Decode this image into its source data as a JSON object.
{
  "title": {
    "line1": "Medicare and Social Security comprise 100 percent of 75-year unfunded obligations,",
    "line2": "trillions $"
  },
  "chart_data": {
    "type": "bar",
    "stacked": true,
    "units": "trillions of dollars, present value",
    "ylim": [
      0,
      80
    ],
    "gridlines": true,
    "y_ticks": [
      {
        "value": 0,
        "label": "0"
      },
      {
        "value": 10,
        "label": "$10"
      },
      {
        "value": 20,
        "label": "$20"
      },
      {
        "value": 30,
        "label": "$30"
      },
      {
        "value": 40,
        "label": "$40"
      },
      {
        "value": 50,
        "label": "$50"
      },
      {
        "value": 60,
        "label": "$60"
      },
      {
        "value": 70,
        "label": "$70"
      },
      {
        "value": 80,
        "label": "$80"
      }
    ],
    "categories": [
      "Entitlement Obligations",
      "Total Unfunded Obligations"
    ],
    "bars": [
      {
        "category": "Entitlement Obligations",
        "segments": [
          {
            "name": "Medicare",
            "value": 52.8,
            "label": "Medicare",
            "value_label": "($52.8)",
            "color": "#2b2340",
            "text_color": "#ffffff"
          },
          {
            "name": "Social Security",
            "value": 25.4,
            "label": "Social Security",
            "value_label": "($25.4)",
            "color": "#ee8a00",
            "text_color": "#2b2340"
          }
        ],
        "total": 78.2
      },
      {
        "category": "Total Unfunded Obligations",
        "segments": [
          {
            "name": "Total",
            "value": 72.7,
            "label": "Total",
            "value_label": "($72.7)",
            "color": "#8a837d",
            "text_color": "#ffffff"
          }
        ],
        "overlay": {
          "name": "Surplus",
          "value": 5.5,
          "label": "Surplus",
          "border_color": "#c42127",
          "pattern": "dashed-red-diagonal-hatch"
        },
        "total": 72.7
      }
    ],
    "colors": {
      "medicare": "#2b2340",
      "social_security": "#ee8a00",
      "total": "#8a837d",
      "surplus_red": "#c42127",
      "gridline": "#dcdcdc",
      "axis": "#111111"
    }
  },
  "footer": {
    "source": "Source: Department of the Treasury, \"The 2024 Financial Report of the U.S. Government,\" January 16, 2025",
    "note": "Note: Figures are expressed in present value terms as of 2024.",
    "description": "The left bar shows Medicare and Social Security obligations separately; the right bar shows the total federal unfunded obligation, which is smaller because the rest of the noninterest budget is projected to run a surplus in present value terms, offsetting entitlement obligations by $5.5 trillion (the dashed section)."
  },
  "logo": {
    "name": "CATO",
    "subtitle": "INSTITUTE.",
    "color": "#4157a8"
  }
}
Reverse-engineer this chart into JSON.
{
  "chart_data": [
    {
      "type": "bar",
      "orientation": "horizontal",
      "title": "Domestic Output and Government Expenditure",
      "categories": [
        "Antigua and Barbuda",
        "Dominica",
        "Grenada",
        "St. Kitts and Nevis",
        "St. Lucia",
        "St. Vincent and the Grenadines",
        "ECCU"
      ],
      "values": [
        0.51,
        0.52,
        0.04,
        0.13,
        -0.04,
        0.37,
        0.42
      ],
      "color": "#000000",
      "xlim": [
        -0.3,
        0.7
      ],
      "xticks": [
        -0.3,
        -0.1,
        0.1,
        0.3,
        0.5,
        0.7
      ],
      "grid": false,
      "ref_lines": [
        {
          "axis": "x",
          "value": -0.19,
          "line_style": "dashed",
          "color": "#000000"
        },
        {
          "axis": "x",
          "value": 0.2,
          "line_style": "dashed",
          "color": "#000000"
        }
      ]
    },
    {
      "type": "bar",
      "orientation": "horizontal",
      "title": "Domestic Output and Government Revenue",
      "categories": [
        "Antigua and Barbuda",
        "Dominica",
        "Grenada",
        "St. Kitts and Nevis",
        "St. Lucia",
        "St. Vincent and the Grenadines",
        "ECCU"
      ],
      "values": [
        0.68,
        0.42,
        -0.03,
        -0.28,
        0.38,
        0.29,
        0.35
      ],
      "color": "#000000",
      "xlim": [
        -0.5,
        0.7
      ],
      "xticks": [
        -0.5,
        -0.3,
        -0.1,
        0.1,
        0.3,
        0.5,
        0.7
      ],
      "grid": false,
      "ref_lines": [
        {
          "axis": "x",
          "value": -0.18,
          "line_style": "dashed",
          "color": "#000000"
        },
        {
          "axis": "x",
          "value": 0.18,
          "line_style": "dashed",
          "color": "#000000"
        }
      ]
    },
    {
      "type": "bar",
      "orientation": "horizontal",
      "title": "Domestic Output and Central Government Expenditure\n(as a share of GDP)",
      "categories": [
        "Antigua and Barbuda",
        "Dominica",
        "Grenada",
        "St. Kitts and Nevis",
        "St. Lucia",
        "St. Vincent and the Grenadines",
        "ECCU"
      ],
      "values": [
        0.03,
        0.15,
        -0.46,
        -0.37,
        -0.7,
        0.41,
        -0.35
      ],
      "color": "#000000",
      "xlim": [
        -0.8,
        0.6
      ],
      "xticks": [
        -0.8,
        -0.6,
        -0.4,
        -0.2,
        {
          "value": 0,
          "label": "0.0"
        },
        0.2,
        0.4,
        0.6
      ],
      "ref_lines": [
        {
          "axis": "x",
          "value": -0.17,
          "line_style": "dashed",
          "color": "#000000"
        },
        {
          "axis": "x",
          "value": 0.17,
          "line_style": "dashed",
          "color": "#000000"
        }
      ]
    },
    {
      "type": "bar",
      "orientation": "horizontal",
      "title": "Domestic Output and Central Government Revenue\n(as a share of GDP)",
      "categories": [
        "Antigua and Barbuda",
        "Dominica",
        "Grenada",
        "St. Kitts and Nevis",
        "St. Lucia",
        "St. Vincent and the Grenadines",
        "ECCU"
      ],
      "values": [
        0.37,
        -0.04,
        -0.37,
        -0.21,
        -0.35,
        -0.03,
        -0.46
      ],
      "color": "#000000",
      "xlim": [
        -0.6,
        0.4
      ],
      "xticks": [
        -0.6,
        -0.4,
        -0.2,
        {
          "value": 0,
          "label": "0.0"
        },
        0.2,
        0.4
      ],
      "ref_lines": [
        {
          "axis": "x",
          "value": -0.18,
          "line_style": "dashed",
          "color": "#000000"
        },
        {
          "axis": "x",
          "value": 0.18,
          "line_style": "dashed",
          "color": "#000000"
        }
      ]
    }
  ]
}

---

| TO BE DONE |
Send back each record exactly as it stands.

| THE ANSWER |
Decode this image into its source data as a JSON object.
{
  "title": {
    "line1": "Medicare and Social Security comprise 100 percent of 75-year unfunded obligations,",
    "line2": "trillions $"
  },
  "chart_data": {
    "type": "bar",
    "stacked": true,
    "units": "trillions of dollars, present value",
    "ylim": [
      0,
      80
    ],
    "gridlines": true,
    "y_ticks": [
      {
        "value": 0,
        "label": "0"
      },
      {
        "value": 10,
        "label": "$10"
      },
      {
        "value": 20,
        "label": "$20"
      },
      {
        "value": 30,
        "label": "$30"
      },
      {
        "value": 40,
        "label": "$40"
      },
      {
        "value": 50,
        "label": "$50"
      },
      {
        "value": 60,
        "label": "$60"
      },
      {
        "value": 70,
        "label": "$70"
      },
      {
        "value": 80,
        "label": "$80"
      }
    ],
    "categories": [
      "Entitlement Obligations",
      "Total Unfunded Obligations"
    ],
    "bars": [
      {
        "category": "Entitlement Obligations",
        "segments": [
          {
            "name": "Medicare",
            "value": 52.8,
            "label": "Medicare",
            "value_label": "($52.8)",
            "color": "#2b2340",
            "text_color": "#ffffff"
          },
          {
            "name": "Social Security",
            "value": 25.4,
            "label": "Social Security",
            "value_label": "($25.4)",
            "color": "#ee8a00",
            "text_color": "#2b2340"
          }
        ],
        "total": 78.2
      },
      {
        "category": "Total Unfunded Obligations",
        "segments": [
          {
            "name": "Total",
            "value": 72.7,
            "label": "Total",
            "value_label": "($72.7)",
            "color": "#8a837d",
            "text_color": "#ffffff"
          }
        ],
        "overlay": {
          "name": "Surplus",
          "value": 5.5,
          "label": "Surplus",
          "border_color": "#c42127",
          "pattern": "dashed-red-diagonal-hatch"
        },
        "total": 72.7
      }
    ],
    "colors": {
      "medicare": "#2b2340",
      "social_security": "#ee8a00",
      "total": "#8a837d",
      "surplus_red": "#c42127",
      "gridline": "#dcdcdc",
      "axis": "#111111"
    }
  },
  "footer": {
    "source": "Source: Department of the Treasury, \"The 2024 Financial Report of the U.S. Government,\" January 16, 2025",
    "note": "Note: Figures are expressed in present value terms as of 2024.",
    "description": "The left bar shows Medicare and Social Security obligations separately; the right bar shows the total federal unfunded obligation, which is smaller because the rest of the noninterest budget is projected to run a surplus in present value terms, offsetting entitlement obligations by $5.5 trillion (the dashed section)."
  },
  "logo": {
    "name": "CATO",
    "subtitle": "INSTITUTE.",
    "color": "#4157a8"
  }
}
Reverse-engineer this chart into JSON.
{
  "chart_data": [
    {
      "type": "bar",
      "orientation": "horizontal",
      "title": "Domestic Output and Government Expenditure",
      "categories": [
        "Antigua and Barbuda",
        "Dominica",
        "Grenada",
        "St. Kitts and Nevis",
        "St. Lucia",
        "St. Vincent and the Grenadines",
        "ECCU"
      ],
      "values": [
        0.51,
        0.52,
        0.04,
        0.13,
        -0.04,
        0.37,
        0.42
      ],
      "color": "#000000",
      "xlim": [
        -0.3,
        0.7
      ],
      "xticks": [
        -0.3,
        -0.1,
        0.1,
        0.3,
        0.5,
        0.7
      ],
      "grid": false,
      "ref_lines": [
        {
          "axis": "x",
          "value": -0.19,
          "line_style": "dashed",
          "color": "#000000"
        },
        {
          "axis": "x",
          "value": 0.2,
          "line_style": "dashed",
          "color": "#000000"
        }
      ]
    },
    {
      "type": "bar",
      "orientation": "horizontal",
      "title": "Domestic Output and Government Revenue",
      "categories": [
        "Antigua and Barbuda",
        "Dominica",
        "Grenada",
        "St. Kitts and Nevis",
        "St. Lucia",
        "St. Vincent and the Grenadines",
        "ECCU"
      ],
      "values": [
        0.68,
        0.42,
        -0.03,
        -0.28,
        0.38,
        0.29,
        0.35
      ],
      "color": "#000000",
      "xlim": [
        -0.5,
        0.7
      ],
      "xticks": [
        -0.5,
        -0.3,
        -0.1,
        0.1,
        0.3,
        0.5,
        0.7
      ],
      "grid": false,
      "ref_lines": [
        {
          "axis": "x",
          "value": -0.18,
          "line_style": "dashed",
          "color": "#000000"
        },
        {
          "axis": "x",
          "value": 0.18,
          "line_style": "dashed",
          "color": "#000000"
        }
      ]
    },
    {
      "type": "bar",
      "orientation": "horizontal",
      "title": "Domestic Output and Central Government Expenditure\n(as a share of GDP)",
      "categories": [
        "Antigua and Barbuda",
        "Dominica",
        "Grenada",
        "St. Kitts and Nevis",
        "St. Lucia",
        "St. Vincent and the Grenadines",
        "ECCU"
      ],
      "values": [
        0.03,
        0.15,
        -0.46,
        -0.37,
        -0.7,
        0.41,
        -0.35
      ],
      "color": "#000000",
      "xlim": [
        -0.8,
        0.6
      ],
      "xticks": [
        -0.8,
        -0.6,
        -0.4,
        -0.2,
        {
          "value": 0,
          "label": "0.0"
        },
        0.2,
        0.4,
        0.6
      ],
      "ref_lines": [
        {
          "axis": "x",
          "value": -0.17,
          "line_style": "dashed",
          "color": "#000000"
        },
        {
          "axis": "x",
          "value": 0.17,
          "line_style": "dashed",
          "color": "#000000"
        }
      ]
    },
    {
      "type": "bar",
      "orientation": "horizontal",
      "title": "Domestic Output and Central Government Revenue\n(as a share of GDP)",
      "categories": [
        "Antigua and Barbuda",
        "Dominica",
        "Grenada",
        "St. Kitts and Nevis",
        "St. Lucia",
        "St. Vincent and the Grenadines",
        "ECCU"
      ],
      "values": [
        0.37,
        -0.04,
        -0.37,
        -0.21,
        -0.35,
        -0.03,
        -0.46
      ],
      "color": "#000000",
      "xlim": [
        -0.6,
        0.4
      ],
      "xticks": [
        -0.6,
        -0.4,
        -0.2,
        {
          "value": 0,
          "label": "0.0"
        },
        0.2,
        0.4
      ],
      "ref_lines": [
        {
          "axis": "x",
          "value": -0.18,
          "line_style": "dashed",
          "color": "#000000"
        },
        {
          "axis": "x",
          "value": 0.18,
          "line_style": "dashed",
          "color": "#000000"
        }
      ]
    }
  ]
}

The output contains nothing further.